▸ MATERIAL SHOWN:
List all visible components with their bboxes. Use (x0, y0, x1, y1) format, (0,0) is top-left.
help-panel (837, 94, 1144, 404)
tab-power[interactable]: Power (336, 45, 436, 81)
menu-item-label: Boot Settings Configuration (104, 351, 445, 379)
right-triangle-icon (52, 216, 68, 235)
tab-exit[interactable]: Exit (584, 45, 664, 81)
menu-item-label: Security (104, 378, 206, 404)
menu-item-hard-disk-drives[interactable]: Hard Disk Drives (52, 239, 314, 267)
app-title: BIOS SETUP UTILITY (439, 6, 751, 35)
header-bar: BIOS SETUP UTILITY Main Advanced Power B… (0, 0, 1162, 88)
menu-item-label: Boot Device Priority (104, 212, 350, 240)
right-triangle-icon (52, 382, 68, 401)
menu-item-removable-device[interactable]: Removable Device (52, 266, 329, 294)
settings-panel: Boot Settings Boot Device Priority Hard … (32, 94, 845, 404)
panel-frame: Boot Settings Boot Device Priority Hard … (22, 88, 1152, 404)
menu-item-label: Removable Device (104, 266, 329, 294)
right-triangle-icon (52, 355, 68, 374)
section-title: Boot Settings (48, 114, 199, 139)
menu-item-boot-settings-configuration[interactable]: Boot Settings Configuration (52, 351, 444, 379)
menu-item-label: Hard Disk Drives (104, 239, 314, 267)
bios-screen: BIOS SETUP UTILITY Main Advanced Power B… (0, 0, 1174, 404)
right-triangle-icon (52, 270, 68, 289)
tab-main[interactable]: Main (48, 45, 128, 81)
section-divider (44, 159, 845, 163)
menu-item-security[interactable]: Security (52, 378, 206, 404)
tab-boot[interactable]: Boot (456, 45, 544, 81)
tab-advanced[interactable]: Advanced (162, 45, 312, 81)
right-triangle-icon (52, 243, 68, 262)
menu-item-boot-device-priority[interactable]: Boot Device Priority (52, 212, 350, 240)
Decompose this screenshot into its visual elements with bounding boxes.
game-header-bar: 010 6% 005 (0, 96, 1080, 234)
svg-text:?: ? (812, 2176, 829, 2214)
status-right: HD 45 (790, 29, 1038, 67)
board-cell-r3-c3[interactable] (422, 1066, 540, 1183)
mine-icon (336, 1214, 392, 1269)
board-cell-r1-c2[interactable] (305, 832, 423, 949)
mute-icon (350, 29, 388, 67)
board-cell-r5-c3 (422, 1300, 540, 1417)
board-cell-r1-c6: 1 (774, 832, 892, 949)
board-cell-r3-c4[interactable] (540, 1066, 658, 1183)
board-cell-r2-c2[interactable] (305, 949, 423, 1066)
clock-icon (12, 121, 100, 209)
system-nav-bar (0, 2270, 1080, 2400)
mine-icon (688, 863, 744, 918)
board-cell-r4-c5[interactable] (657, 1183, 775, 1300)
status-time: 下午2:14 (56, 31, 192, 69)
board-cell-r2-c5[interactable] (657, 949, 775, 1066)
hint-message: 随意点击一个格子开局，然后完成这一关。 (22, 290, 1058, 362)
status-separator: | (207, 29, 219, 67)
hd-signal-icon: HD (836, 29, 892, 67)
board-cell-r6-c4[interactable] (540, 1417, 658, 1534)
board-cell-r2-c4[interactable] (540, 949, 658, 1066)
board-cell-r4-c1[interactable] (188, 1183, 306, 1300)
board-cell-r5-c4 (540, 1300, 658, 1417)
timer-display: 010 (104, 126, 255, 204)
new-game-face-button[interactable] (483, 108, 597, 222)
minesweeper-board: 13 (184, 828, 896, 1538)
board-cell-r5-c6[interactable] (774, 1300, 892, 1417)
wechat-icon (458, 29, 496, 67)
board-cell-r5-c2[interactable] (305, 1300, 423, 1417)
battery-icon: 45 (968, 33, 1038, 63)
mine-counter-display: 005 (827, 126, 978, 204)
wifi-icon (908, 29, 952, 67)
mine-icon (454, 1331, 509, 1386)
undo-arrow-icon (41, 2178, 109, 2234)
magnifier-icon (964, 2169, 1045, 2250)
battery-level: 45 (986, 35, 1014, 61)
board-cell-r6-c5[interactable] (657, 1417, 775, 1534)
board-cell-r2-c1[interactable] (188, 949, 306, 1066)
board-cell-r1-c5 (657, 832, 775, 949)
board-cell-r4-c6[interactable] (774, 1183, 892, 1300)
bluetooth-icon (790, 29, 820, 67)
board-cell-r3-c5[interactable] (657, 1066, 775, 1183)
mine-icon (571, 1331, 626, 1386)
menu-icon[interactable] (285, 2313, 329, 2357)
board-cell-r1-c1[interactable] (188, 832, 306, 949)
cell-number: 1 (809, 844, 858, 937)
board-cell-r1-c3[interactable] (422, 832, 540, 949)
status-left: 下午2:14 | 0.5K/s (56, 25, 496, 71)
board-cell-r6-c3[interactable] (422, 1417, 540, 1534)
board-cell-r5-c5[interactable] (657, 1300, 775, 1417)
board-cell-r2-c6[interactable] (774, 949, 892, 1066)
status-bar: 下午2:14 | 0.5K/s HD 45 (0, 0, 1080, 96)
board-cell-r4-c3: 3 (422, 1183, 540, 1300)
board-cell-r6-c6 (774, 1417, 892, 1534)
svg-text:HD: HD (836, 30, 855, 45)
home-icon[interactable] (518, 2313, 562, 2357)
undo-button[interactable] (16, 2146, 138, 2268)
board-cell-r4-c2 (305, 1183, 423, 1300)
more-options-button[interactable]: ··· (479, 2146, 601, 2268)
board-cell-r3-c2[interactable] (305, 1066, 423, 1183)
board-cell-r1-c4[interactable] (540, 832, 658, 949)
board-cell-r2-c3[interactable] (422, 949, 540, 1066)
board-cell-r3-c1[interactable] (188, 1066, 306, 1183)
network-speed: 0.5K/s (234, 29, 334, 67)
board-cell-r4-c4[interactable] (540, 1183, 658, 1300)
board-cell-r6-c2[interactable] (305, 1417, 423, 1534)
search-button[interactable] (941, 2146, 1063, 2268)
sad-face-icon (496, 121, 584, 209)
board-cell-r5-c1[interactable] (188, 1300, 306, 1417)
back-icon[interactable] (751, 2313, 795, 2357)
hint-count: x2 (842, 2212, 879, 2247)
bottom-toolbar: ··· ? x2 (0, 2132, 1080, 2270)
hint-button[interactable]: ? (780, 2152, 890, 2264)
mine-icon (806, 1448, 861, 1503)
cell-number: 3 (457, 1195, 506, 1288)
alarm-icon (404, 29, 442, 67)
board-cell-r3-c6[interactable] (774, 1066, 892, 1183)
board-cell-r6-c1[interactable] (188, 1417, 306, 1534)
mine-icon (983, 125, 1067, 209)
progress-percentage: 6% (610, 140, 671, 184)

▸ GIVEN PROBLEM: Quote, word for word, every line from the first item through the line that contains "mine-icon (688, 863, 744, 918)", including both.

▸ CORRECT OUTPUT:
List all visible components with their bboxes. Use (x0, y0, x1, y1) format, (0,0) is top-left.
help-panel (837, 94, 1144, 404)
tab-power[interactable]: Power (336, 45, 436, 81)
menu-item-label: Boot Settings Configuration (104, 351, 445, 379)
right-triangle-icon (52, 216, 68, 235)
tab-exit[interactable]: Exit (584, 45, 664, 81)
menu-item-label: Security (104, 378, 206, 404)
menu-item-hard-disk-drives[interactable]: Hard Disk Drives (52, 239, 314, 267)
app-title: BIOS SETUP UTILITY (439, 6, 751, 35)
header-bar: BIOS SETUP UTILITY Main Advanced Power B… (0, 0, 1162, 88)
menu-item-label: Boot Device Priority (104, 212, 350, 240)
right-triangle-icon (52, 382, 68, 401)
menu-item-removable-device[interactable]: Removable Device (52, 266, 329, 294)
settings-panel: Boot Settings Boot Device Priority Hard … (32, 94, 845, 404)
panel-frame: Boot Settings Boot Device Priority Hard … (22, 88, 1152, 404)
menu-item-label: Removable Device (104, 266, 329, 294)
right-triangle-icon (52, 355, 68, 374)
section-title: Boot Settings (48, 114, 199, 139)
menu-item-boot-settings-configuration[interactable]: Boot Settings Configuration (52, 351, 444, 379)
menu-item-label: Hard Disk Drives (104, 239, 314, 267)
bios-screen: BIOS SETUP UTILITY Main Advanced Power B… (0, 0, 1174, 404)
right-triangle-icon (52, 270, 68, 289)
tab-main[interactable]: Main (48, 45, 128, 81)
section-divider (44, 159, 845, 163)
menu-item-security[interactable]: Security (52, 378, 206, 404)
tab-boot[interactable]: Boot (456, 45, 544, 81)
tab-advanced[interactable]: Advanced (162, 45, 312, 81)
right-triangle-icon (52, 243, 68, 262)
menu-item-boot-device-priority[interactable]: Boot Device Priority (52, 212, 350, 240)
Decompose this screenshot into its visual elements with bounding boxes.
game-header-bar: 010 6% 005 (0, 96, 1080, 234)
svg-text:?: ? (812, 2176, 829, 2214)
status-right: HD 45 (790, 29, 1038, 67)
board-cell-r3-c3[interactable] (422, 1066, 540, 1183)
mine-icon (336, 1214, 392, 1269)
board-cell-r1-c2[interactable] (305, 832, 423, 949)
mute-icon (350, 29, 388, 67)
board-cell-r5-c3 (422, 1300, 540, 1417)
board-cell-r1-c6: 1 (774, 832, 892, 949)
board-cell-r3-c4[interactable] (540, 1066, 658, 1183)
board-cell-r2-c2[interactable] (305, 949, 423, 1066)
clock-icon (12, 121, 100, 209)
system-nav-bar (0, 2270, 1080, 2400)
mine-icon (688, 863, 744, 918)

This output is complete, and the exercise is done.